• [Stated goal]
Pull out every line below holding the word "Keputusan".
^^^^^^^^^^^^^^^^
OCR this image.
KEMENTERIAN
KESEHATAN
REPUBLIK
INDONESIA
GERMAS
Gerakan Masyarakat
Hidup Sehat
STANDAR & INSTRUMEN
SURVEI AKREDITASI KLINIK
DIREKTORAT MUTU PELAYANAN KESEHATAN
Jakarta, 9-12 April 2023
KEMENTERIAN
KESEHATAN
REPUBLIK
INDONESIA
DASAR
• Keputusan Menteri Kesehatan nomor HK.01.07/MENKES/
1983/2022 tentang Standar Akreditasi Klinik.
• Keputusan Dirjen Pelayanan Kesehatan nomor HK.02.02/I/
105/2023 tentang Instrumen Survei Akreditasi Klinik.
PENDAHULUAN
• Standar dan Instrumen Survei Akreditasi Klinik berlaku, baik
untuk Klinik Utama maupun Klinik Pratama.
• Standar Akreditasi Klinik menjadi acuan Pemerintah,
^^^^^^^^^^^^^^^^
• [Solution for this exercise]
• Keputusan Menteri Kesehatan nomor HK.01.07/MENKES/
• Keputusan Dirjen Pelayanan Kesehatan nomor HK.02.02/I/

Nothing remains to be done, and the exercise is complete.